* The problem:
Pick out every line holding the string "kommun" and copy it.

Start Input material

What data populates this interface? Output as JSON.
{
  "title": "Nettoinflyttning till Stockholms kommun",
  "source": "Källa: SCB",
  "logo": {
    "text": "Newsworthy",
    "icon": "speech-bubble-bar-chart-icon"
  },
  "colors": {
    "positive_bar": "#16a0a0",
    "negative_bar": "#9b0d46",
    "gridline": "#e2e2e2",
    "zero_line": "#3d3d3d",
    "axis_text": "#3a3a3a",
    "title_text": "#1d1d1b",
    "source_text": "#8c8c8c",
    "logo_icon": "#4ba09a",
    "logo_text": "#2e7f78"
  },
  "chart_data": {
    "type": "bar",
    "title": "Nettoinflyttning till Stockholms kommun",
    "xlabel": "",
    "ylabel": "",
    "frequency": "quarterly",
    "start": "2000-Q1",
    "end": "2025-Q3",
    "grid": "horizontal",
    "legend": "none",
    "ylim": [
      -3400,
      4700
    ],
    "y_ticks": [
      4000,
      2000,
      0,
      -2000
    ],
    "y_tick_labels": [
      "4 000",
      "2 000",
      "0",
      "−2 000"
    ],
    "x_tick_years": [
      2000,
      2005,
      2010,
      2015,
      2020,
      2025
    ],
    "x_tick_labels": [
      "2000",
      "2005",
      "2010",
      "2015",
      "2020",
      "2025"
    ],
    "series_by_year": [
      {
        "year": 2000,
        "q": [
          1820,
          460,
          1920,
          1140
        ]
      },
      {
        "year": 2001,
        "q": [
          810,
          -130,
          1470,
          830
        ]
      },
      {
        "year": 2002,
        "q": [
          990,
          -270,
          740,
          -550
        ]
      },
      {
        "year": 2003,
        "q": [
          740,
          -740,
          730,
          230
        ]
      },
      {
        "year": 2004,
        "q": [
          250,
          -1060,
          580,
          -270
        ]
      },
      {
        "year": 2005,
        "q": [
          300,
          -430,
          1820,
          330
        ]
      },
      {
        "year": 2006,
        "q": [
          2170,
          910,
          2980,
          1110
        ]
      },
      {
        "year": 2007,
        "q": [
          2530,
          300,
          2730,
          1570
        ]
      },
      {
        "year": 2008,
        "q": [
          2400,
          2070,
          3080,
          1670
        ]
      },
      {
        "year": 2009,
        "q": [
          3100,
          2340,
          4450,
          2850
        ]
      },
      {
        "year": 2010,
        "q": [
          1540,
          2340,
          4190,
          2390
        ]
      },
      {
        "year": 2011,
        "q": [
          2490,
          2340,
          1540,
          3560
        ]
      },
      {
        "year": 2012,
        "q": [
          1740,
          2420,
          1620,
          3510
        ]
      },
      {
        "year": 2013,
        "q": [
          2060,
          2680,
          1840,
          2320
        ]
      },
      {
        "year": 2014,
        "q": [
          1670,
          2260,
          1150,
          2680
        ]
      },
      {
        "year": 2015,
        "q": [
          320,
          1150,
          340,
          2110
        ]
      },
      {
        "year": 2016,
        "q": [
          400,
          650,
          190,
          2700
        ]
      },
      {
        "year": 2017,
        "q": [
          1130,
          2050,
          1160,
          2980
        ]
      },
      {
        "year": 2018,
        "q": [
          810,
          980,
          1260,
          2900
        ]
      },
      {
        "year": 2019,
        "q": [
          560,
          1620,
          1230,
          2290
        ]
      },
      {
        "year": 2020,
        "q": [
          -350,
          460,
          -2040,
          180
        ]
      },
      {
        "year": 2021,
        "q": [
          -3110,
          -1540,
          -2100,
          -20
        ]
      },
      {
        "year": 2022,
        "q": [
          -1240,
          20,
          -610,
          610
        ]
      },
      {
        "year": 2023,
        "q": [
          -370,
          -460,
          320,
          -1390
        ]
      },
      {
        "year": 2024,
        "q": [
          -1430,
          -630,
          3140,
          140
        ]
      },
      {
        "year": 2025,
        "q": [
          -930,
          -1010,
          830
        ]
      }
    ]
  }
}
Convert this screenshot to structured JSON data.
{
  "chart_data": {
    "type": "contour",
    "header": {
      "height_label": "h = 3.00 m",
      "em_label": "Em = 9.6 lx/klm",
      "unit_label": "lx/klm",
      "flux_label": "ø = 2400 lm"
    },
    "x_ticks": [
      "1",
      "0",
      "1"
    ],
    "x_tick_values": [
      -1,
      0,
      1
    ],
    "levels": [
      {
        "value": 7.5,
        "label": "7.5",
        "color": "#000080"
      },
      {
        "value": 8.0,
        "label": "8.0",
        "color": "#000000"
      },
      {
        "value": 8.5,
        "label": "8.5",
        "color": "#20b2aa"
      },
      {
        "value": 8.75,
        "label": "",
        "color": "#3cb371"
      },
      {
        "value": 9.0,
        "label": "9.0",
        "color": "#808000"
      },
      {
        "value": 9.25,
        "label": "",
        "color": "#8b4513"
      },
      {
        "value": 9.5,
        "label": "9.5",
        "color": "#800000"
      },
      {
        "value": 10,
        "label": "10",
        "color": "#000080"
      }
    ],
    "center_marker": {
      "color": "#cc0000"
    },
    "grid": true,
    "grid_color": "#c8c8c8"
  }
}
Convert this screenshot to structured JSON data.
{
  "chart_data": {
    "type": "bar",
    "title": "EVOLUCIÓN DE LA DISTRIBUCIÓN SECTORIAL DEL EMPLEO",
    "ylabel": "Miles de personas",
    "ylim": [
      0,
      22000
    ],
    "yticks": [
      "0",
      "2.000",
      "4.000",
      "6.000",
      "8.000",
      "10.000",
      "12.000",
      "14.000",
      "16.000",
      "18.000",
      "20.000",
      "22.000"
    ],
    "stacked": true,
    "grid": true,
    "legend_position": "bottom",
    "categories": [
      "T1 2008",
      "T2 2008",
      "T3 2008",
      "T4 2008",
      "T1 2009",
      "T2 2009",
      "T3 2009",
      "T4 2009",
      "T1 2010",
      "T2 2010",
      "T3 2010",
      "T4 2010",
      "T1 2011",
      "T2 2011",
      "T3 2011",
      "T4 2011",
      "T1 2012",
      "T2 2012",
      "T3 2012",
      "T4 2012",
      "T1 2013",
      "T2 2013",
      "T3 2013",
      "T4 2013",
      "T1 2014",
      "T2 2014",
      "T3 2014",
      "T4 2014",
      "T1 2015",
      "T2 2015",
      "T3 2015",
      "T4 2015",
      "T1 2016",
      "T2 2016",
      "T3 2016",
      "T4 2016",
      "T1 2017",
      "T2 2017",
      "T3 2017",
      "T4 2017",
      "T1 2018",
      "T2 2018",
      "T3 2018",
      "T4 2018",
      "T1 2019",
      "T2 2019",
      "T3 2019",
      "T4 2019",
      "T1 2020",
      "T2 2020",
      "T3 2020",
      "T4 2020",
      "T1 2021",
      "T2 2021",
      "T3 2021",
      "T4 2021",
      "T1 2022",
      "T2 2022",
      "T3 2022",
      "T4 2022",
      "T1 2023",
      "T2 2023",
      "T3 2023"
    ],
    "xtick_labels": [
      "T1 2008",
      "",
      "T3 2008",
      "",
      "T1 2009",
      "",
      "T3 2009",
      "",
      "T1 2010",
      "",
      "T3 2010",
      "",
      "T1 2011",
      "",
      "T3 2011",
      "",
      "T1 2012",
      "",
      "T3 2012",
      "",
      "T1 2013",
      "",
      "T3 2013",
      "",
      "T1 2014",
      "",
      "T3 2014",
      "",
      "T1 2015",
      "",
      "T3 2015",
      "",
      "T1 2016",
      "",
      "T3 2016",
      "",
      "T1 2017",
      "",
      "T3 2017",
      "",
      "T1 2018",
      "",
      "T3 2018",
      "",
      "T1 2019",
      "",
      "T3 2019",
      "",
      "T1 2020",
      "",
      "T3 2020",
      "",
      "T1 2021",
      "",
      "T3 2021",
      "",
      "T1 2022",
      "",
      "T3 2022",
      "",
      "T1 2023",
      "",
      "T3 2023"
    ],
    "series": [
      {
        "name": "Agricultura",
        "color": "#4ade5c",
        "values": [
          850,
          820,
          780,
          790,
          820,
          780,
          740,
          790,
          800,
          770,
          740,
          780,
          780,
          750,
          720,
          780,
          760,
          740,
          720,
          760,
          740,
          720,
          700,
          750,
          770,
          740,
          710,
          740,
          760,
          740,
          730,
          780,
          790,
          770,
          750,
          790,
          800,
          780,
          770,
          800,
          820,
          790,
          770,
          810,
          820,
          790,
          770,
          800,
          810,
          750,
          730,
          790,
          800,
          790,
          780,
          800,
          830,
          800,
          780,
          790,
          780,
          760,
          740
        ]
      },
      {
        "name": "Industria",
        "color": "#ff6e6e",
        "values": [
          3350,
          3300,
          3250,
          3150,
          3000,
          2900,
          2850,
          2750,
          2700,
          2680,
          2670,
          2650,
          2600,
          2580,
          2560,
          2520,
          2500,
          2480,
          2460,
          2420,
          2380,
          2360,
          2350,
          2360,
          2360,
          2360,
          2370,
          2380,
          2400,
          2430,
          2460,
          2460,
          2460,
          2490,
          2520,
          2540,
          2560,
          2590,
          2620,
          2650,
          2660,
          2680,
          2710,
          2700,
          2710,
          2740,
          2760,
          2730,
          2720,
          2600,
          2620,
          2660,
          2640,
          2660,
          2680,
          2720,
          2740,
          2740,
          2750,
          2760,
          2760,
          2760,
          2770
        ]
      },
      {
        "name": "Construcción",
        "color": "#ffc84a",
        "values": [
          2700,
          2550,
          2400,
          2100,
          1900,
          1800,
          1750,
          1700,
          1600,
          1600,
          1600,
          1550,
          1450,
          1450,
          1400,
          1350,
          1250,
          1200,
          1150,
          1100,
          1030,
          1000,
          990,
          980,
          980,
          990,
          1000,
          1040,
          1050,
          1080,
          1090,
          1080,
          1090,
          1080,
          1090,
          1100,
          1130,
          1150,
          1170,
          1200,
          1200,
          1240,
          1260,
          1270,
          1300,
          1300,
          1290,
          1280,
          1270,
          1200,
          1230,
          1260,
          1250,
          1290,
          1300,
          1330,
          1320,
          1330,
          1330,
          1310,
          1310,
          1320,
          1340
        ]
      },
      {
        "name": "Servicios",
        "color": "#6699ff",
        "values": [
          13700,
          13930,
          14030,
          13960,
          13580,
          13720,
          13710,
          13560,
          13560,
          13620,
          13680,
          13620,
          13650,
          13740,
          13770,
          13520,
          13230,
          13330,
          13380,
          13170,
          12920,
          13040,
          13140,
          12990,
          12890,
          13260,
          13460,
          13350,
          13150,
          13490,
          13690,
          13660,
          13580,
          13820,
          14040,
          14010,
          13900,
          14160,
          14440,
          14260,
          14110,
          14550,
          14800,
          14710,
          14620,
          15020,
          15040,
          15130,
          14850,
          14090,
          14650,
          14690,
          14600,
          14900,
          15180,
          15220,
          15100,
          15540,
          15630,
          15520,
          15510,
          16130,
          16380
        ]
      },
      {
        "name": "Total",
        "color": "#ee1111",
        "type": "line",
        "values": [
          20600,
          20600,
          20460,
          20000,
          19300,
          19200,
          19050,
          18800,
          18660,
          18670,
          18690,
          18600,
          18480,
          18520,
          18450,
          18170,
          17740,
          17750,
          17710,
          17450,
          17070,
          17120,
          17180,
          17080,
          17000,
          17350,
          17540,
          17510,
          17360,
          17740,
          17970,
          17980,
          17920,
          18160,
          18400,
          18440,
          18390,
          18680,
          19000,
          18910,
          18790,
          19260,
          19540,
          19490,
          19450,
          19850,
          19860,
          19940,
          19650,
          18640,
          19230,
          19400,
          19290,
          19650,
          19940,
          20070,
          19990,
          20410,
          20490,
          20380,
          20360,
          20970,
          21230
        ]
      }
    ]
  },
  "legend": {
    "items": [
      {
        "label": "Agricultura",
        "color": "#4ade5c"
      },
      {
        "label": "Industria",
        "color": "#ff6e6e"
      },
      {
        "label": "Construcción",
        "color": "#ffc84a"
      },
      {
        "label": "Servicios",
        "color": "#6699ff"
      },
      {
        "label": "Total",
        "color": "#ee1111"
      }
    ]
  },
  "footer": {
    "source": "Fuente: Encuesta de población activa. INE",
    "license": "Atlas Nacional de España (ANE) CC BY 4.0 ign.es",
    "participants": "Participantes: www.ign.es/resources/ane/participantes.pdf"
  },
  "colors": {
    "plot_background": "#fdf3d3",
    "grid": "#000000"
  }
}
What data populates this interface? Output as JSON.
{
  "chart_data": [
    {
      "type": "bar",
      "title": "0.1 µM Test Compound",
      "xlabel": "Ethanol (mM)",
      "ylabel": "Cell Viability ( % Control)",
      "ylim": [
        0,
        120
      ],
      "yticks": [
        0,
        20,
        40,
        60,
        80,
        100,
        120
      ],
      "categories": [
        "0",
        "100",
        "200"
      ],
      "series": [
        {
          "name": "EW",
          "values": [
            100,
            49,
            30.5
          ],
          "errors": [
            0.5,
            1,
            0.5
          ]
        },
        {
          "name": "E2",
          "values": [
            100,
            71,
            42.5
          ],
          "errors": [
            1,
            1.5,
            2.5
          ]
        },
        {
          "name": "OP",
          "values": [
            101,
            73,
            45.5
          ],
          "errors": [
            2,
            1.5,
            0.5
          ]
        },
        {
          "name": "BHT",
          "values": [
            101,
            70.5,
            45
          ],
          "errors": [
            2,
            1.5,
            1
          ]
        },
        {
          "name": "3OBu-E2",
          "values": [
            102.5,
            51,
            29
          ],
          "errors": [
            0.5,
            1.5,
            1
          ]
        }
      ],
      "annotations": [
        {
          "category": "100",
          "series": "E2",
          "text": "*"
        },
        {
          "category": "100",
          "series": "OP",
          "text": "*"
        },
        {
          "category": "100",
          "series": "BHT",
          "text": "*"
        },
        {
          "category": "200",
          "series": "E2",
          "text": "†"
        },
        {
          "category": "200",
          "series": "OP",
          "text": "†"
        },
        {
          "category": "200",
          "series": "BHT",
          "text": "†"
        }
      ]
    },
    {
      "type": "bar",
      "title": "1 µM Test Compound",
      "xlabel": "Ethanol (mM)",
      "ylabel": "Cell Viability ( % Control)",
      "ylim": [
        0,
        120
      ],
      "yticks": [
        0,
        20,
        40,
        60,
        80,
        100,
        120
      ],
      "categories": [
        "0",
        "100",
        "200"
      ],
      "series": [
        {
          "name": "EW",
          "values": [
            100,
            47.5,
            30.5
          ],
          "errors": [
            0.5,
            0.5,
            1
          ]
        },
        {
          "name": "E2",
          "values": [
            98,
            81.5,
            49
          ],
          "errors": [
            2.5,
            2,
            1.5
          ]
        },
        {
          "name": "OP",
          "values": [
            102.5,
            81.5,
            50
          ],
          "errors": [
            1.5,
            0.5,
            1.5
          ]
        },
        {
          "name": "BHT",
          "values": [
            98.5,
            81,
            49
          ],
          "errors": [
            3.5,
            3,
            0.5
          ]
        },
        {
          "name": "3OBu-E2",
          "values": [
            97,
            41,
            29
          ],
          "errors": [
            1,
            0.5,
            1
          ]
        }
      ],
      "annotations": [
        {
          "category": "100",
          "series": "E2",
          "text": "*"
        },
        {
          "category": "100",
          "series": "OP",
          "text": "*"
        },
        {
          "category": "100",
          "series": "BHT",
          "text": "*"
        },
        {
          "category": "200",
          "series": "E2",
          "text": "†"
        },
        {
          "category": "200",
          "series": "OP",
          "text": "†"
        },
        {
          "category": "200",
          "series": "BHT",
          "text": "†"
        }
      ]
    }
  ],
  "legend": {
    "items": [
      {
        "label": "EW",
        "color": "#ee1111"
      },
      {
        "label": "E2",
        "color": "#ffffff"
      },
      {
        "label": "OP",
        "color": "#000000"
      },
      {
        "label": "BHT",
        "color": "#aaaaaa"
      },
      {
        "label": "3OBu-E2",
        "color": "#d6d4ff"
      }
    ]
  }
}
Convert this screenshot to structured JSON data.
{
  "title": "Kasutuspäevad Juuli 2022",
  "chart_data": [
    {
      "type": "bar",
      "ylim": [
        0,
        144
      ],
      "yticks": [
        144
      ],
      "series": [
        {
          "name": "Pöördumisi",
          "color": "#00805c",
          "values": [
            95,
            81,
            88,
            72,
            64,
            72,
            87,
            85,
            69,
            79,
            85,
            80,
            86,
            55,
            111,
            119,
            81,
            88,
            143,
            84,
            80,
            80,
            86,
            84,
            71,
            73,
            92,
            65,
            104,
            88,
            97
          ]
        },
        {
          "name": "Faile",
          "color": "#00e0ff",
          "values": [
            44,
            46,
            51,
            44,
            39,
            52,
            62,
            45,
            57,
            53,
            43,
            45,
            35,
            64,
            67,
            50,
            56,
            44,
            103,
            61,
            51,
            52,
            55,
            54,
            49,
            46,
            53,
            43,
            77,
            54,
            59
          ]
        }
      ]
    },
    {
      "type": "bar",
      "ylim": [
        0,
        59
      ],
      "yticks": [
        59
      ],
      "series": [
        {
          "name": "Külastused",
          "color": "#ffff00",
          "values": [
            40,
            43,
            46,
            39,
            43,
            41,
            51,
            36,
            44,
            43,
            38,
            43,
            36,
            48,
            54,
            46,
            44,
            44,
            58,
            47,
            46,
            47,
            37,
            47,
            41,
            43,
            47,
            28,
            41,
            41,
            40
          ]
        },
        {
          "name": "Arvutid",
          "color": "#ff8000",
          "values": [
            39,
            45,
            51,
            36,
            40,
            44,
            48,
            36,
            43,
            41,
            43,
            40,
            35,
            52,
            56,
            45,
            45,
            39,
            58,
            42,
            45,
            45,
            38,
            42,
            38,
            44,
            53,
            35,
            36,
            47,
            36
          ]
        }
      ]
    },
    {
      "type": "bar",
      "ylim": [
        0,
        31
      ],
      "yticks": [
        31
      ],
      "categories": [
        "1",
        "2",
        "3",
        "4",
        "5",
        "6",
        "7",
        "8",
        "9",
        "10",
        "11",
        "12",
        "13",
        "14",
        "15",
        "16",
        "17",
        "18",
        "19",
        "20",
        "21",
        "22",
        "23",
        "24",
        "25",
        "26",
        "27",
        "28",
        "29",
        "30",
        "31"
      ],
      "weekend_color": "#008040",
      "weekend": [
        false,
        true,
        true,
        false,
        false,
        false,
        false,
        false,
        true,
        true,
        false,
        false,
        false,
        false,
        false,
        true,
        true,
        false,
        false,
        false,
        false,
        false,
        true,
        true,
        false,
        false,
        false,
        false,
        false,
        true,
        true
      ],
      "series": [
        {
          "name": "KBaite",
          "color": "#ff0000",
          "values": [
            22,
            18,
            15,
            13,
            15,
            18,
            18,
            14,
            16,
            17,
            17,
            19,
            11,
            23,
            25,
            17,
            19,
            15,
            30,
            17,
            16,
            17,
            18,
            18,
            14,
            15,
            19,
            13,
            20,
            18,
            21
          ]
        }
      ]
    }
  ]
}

End Input material

* Written response:
  "title": "Nettoinflyttning till Stockholms kommun",
    "title": "Nettoinflyttning till Stockholms kommun",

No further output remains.